### Exercise description
Gather every line below where "Manufacturing" appears.

Dataset excerpts:
((
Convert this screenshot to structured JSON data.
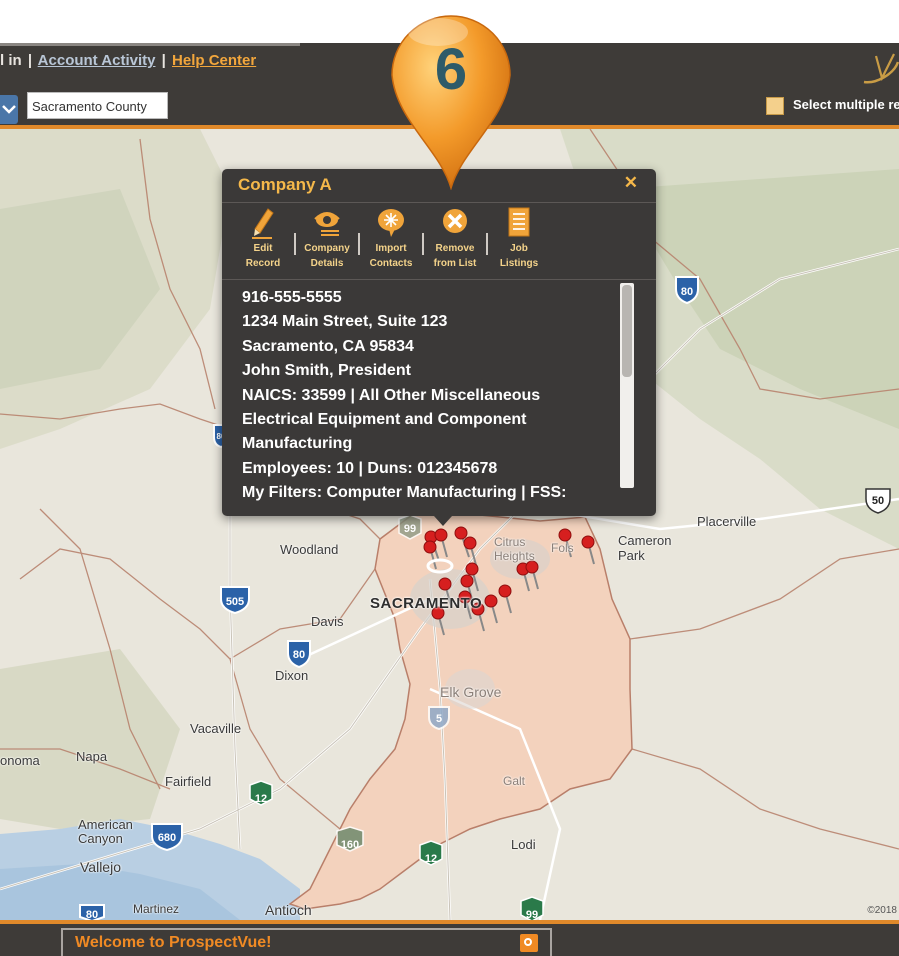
{
  "header": {
    "links": {
      "signin_fragment": "l in",
      "account_activity": "Account Activity",
      "help_center": "Help Center"
    },
    "county_value": "Sacramento County",
    "multi_region_label": "Select multiple reg"
  },
  "badge": {
    "number": "6"
  },
  "map": {
    "labels": {
      "woodland": "Woodland",
      "sacramento": "SACRAMENTO",
      "davis": "Davis",
      "dixon": "Dixon",
      "vacaville": "Vacaville",
      "napa": "Napa",
      "sonoma": "onoma",
      "fairfield": "Fairfield",
      "american_canyon": "American\nCanyon",
      "vallejo": "Vallejo",
      "martinez": "Martinez",
      "antioch": "Antioch",
      "lodi": "Lodi",
      "galt": "Galt",
      "elk_grove": "Elk Grove",
      "citrus_heights": "Citrus\nHeights",
      "folsom": "Fols",
      "placerville": "Placerville",
      "cameron_park": "Cameron\nPark",
      "copyright": "©2018"
    },
    "highways": [
      "80",
      "50",
      "505",
      "80",
      "5",
      "12",
      "680",
      "160",
      "12",
      "99",
      "99",
      "80",
      "80"
    ]
  },
  "popup": {
    "title": "Company A",
    "close_symbol": "✕",
    "tools": [
      {
        "line1": "Edit",
        "line2": "Record",
        "icon": "pencil-icon"
      },
      {
        "line1": "Company",
        "line2": "Details",
        "icon": "eye-icon"
      },
      {
        "line1": "Import",
        "line2": "Contacts",
        "icon": "speech-bubble-icon"
      },
      {
        "line1": "Remove",
        "line2": "from List",
        "icon": "remove-x-icon"
      },
      {
        "line1": "Job",
        "line2": "Listings",
        "icon": "list-icon"
      }
    ],
    "info": {
      "phone": "916-555-5555",
      "address1": "1234 Main Street, Suite 123",
      "address2": "Sacramento, CA 95834",
      "contact": "John Smith, President",
      "naics1": "NAICS: 33599 | All Other Miscellaneous",
      "naics2": "Electrical Equipment and Component",
      "naics3": "Manufacturing",
      "employees": "Employees: 10 | Duns: 012345678",
      "filters": "My Filters: Computer Manufacturing | FSS:"
    },
    "scroll_position": 0
  },
  "footer": {
    "welcome": "Welcome to ProspectVue!"
  },
  "colors": {
    "accent_orange": "#e0892a",
    "header_bg": "#3e3b38",
    "popup_title": "#f5b84a",
    "county_fill": "#f3d2bd",
    "pin_red": "#d61f1f"
  }
}
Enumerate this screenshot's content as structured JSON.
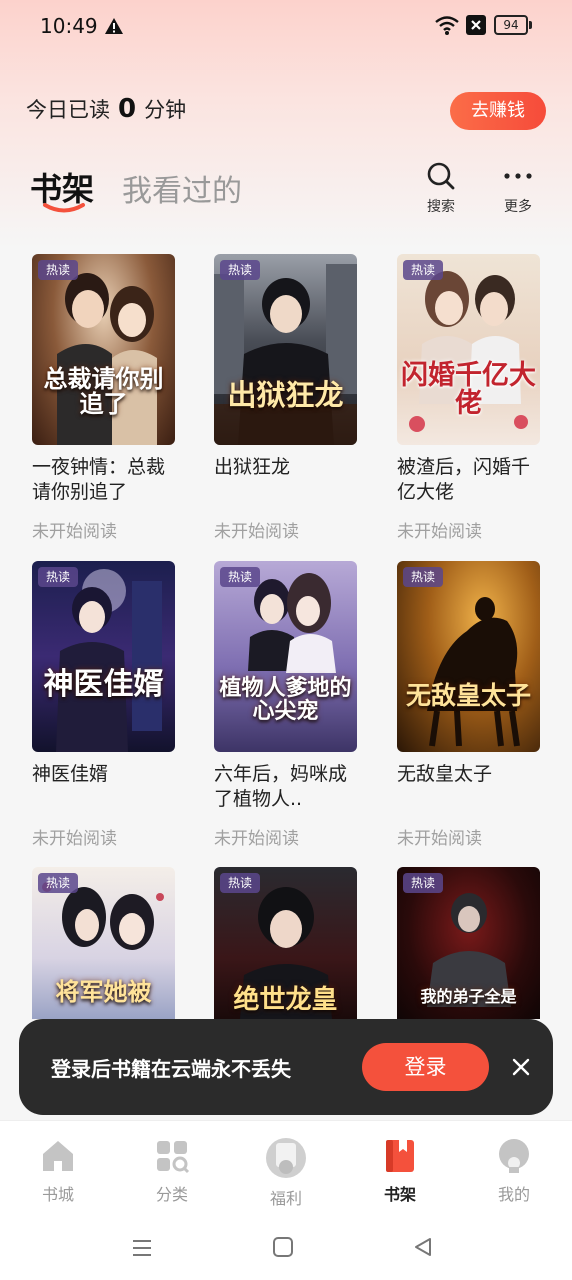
{
  "status_bar": {
    "time": "10:49",
    "battery": "94"
  },
  "header": {
    "read_prefix": "今日已读",
    "read_minutes": "0",
    "read_suffix": "分钟",
    "earn_button": "去赚钱"
  },
  "tabs": {
    "shelf": "书架",
    "history": "我看过的"
  },
  "tools": {
    "search": "搜索",
    "more": "更多"
  },
  "books": [
    {
      "badge": "热读",
      "cover_text": "总裁请你别追了",
      "title": "一夜钟情：总裁请你别追了",
      "status": "未开始阅读"
    },
    {
      "badge": "热读",
      "cover_text": "出狱狂龙",
      "title": "出狱狂龙",
      "status": "未开始阅读"
    },
    {
      "badge": "热读",
      "cover_text": "闪婚千亿大佬",
      "title": "被渣后，闪婚千亿大佬",
      "status": "未开始阅读"
    },
    {
      "badge": "热读",
      "cover_text": "神医佳婿",
      "title": "神医佳婿",
      "status": "未开始阅读"
    },
    {
      "badge": "热读",
      "cover_text": "植物人爹地的心尖宠",
      "title": "六年后，妈咪成了植物人..",
      "status": "未开始阅读"
    },
    {
      "badge": "热读",
      "cover_text": "无敌皇太子",
      "title": "无敌皇太子",
      "status": "未开始阅读"
    },
    {
      "badge": "热读",
      "cover_text": "将军她被",
      "title": "",
      "status": ""
    },
    {
      "badge": "热读",
      "cover_text": "绝世龙皇",
      "title": "",
      "status": ""
    },
    {
      "badge": "热读",
      "cover_text": "我的弟子全是",
      "title": "",
      "status": ""
    }
  ],
  "login_banner": {
    "text": "登录后书籍在云端永不丢失",
    "button": "登录"
  },
  "bottom_nav": [
    {
      "label": "书城",
      "icon": "home-icon"
    },
    {
      "label": "分类",
      "icon": "category-icon"
    },
    {
      "label": "福利",
      "icon": "gift-icon"
    },
    {
      "label": "书架",
      "icon": "bookshelf-icon",
      "active": true
    },
    {
      "label": "我的",
      "icon": "profile-icon"
    }
  ],
  "colors": {
    "accent": "#f4513c",
    "banner_bg": "#2b2b2b",
    "muted_text": "#a0a0a0"
  }
}
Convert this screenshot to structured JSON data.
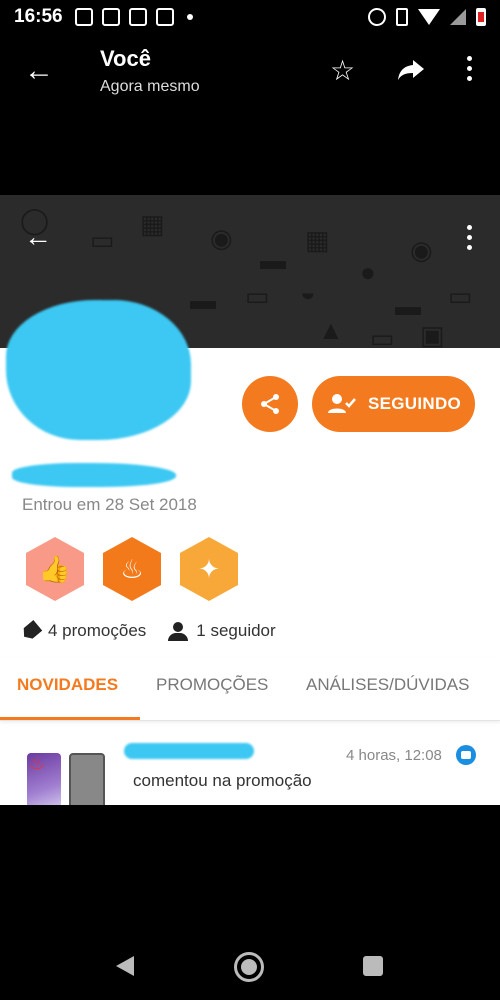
{
  "statusbar": {
    "time": "16:56"
  },
  "header": {
    "title": "Você",
    "subtitle": "Agora mesmo"
  },
  "profile": {
    "joined": "Entrou em 28 Set 2018",
    "follow_button": "SEGUINDO",
    "stats": {
      "promotions": "4 promoções",
      "followers": "1 seguidor"
    }
  },
  "tabs": [
    {
      "label": "NOVIDADES",
      "active": true
    },
    {
      "label": "PROMOÇÕES",
      "active": false
    },
    {
      "label": "ANÁLISES/DÚVIDAS",
      "active": false
    }
  ],
  "feed": {
    "item": {
      "time": "4 horas, 12:08",
      "text": "comentou na promoção"
    }
  },
  "colors": {
    "accent": "#f47a1f",
    "redaction": "#3cc8f2",
    "cover": "#2b2b2b"
  },
  "icons": {
    "header": [
      "back-arrow-icon",
      "star-icon",
      "share-icon",
      "more-vert-icon"
    ],
    "badges": [
      "thumbs-up-icon",
      "flame-icon",
      "torch-icon"
    ],
    "nav": [
      "nav-back-icon",
      "nav-home-icon",
      "nav-recents-icon"
    ]
  }
}
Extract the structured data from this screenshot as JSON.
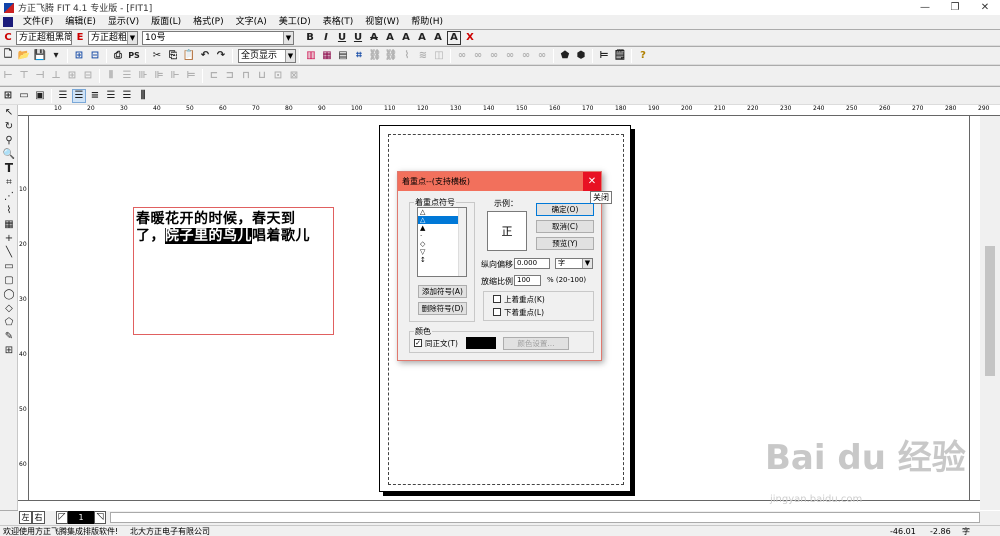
{
  "window": {
    "title": "方正飞腾 FIT 4.1 专业版 - [FIT1]"
  },
  "menu": [
    "文件(F)",
    "编辑(E)",
    "显示(V)",
    "版面(L)",
    "格式(P)",
    "文字(A)",
    "美工(D)",
    "表格(T)",
    "视窗(W)",
    "帮助(H)"
  ],
  "format_bar": {
    "c_font": "方正超粗黑简体",
    "e_font": "方正超粗",
    "size": "10号",
    "style_icons": [
      "B",
      "I",
      "U",
      "U",
      "A",
      "A",
      "A",
      "A",
      "A",
      "A",
      "X"
    ]
  },
  "toolbar": {
    "zoom": "全页显示"
  },
  "document": {
    "line1": "春暖花开的时候，春天到",
    "line2_a": "了，",
    "line2_b": "院子里的鸟儿",
    "line2_c": "唱着歌儿"
  },
  "dialog": {
    "title": "着重点--(支持横板)",
    "close_tooltip": "关闭",
    "symbol_group": "着重点符号",
    "symbols": [
      "△",
      "△",
      "▲",
      "·",
      "◇",
      "▽",
      "↕"
    ],
    "sample_label": "示例：",
    "sample_char": "正",
    "ok": "确定(O)",
    "cancel": "取消(C)",
    "preview": "预览(Y)",
    "offset_label": "纵向偏移",
    "offset_value": "0.000",
    "offset_unit": "字",
    "scale_label": "放缩比例",
    "scale_value": "100",
    "scale_hint": "% (20-100)",
    "add_symbol": "添加符号(A)",
    "delete_symbol": "删除符号(D)",
    "above": "上着重点(K)",
    "below": "下着重点(L)",
    "color_group": "颜色",
    "same_as_text": "同正文(T)",
    "color_settings": "颜色设置..."
  },
  "rulers": {
    "h": [
      "10",
      "20",
      "30",
      "40",
      "50",
      "60",
      "70",
      "80",
      "90",
      "100",
      "110",
      "120",
      "130",
      "140",
      "150",
      "160",
      "170",
      "180",
      "190",
      "200",
      "210",
      "220",
      "230",
      "240",
      "250",
      "260",
      "270",
      "280",
      "290"
    ],
    "v": [
      "10",
      "20",
      "30",
      "40",
      "50",
      "60"
    ]
  },
  "bottom": {
    "left_btn": "左",
    "right_btn": "右",
    "page": "1"
  },
  "status": {
    "welcome": "欢迎使用方正飞腾集成排版软件!",
    "company": "北大方正电子有限公司",
    "x": "-46.01",
    "y": "-2.86",
    "unit": "字"
  },
  "watermark": {
    "brand": "Bai du 经验",
    "url": "jingyan.baidu.com"
  }
}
))
### The solution
      "naics3": "Manufacturing",
      "filters": "My Filters: Computer Manufacturing | FSS:"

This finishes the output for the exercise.